» Records for the exercise:

────────────────────────────────────────

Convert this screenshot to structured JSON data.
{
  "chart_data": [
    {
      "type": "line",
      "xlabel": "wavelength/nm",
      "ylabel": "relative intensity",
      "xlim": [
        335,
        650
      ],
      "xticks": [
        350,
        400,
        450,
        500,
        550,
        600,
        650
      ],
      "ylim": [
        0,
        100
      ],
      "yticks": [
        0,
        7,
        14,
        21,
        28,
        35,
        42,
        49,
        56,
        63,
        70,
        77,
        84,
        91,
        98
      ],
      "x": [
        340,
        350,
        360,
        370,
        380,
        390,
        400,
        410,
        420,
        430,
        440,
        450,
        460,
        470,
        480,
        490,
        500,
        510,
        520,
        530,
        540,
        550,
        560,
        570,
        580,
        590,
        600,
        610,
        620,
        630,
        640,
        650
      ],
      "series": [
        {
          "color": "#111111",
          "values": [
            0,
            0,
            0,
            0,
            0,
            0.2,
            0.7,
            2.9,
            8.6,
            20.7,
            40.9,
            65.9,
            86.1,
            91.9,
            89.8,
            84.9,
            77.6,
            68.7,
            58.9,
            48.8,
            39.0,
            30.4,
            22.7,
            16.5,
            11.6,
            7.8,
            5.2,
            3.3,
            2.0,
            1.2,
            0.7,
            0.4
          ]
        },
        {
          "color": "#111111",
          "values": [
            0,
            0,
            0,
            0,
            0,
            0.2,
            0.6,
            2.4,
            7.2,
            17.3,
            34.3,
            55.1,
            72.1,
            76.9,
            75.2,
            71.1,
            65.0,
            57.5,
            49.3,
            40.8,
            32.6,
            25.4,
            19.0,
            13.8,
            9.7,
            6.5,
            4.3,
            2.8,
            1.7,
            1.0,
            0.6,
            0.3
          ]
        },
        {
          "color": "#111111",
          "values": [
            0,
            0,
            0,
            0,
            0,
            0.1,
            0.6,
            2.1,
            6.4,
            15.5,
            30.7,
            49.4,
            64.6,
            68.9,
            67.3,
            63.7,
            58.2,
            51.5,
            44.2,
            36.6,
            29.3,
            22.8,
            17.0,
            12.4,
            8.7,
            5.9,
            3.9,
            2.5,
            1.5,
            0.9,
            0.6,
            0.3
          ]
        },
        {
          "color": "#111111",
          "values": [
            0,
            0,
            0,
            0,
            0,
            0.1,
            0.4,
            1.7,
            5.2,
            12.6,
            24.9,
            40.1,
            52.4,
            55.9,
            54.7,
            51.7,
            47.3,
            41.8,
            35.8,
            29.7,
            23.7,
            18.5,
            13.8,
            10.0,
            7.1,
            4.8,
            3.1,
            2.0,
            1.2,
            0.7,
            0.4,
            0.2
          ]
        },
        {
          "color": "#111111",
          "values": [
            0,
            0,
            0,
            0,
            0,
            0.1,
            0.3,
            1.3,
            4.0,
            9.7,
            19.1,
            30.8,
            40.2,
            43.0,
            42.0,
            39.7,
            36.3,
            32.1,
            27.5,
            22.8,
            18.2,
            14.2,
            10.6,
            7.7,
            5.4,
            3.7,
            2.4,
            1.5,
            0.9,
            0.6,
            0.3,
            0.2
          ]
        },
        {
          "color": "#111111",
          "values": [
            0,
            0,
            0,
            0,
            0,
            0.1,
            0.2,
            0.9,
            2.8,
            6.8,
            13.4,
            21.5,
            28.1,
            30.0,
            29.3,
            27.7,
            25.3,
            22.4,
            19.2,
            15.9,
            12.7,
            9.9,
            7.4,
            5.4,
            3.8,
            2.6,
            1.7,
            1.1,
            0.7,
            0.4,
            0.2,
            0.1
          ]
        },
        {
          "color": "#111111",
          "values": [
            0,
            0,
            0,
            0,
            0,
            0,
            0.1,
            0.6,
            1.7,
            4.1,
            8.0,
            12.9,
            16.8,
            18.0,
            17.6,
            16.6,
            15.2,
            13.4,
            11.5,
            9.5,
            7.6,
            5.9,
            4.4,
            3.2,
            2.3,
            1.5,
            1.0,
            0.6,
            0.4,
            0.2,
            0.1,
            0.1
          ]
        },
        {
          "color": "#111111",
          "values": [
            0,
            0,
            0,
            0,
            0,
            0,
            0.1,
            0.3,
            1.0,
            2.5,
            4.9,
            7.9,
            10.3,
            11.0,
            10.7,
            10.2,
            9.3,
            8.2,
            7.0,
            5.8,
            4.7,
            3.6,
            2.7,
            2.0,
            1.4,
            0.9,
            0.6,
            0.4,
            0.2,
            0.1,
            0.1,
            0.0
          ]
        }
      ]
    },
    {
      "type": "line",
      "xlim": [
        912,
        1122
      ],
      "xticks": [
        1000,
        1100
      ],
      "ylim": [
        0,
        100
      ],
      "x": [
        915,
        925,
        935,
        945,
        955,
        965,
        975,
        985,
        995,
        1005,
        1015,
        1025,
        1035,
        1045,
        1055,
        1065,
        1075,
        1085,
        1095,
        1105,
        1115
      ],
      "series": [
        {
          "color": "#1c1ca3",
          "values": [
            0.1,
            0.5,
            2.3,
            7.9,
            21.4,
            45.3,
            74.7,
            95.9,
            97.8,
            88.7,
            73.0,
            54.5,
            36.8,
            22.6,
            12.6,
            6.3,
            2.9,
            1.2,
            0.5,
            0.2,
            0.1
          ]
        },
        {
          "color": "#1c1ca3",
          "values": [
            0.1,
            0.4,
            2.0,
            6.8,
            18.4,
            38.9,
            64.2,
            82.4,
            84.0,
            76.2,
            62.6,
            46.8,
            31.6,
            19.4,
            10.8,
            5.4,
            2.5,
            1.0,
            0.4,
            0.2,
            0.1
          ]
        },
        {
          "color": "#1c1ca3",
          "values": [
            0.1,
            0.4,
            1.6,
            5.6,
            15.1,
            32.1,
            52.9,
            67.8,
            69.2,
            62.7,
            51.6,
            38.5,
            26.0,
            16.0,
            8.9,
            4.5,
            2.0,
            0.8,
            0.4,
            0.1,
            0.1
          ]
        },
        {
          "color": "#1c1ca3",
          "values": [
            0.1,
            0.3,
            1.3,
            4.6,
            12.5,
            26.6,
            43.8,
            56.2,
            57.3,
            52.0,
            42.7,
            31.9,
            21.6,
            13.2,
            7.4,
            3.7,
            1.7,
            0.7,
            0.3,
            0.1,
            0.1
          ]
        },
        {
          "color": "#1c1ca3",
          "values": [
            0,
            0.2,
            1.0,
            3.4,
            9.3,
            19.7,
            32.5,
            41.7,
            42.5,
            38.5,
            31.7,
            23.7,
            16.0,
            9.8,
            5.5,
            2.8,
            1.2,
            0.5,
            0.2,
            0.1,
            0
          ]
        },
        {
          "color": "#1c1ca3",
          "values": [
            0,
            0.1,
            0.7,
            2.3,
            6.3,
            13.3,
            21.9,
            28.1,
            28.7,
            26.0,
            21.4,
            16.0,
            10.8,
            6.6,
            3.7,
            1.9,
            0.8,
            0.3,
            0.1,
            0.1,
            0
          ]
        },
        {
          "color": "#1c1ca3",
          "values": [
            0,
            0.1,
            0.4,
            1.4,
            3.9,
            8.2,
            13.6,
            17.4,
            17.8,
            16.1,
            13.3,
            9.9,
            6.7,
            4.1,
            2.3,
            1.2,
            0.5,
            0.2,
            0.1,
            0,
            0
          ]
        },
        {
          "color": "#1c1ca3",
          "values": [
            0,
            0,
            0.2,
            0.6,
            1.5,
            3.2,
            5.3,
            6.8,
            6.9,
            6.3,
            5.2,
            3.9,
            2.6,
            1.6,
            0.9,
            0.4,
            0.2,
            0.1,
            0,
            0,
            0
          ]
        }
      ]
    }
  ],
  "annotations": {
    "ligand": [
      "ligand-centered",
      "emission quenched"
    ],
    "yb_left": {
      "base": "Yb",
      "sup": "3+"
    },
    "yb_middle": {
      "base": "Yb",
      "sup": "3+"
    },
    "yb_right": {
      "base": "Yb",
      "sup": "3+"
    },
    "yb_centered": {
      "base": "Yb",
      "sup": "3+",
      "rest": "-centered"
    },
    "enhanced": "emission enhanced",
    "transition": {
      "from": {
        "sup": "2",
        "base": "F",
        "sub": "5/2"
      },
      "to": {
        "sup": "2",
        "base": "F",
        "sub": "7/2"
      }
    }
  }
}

────────────────────────────────────────

» Given exercise: Give the number of lines above that hold the word "emission", and nothing more.

» Result: 2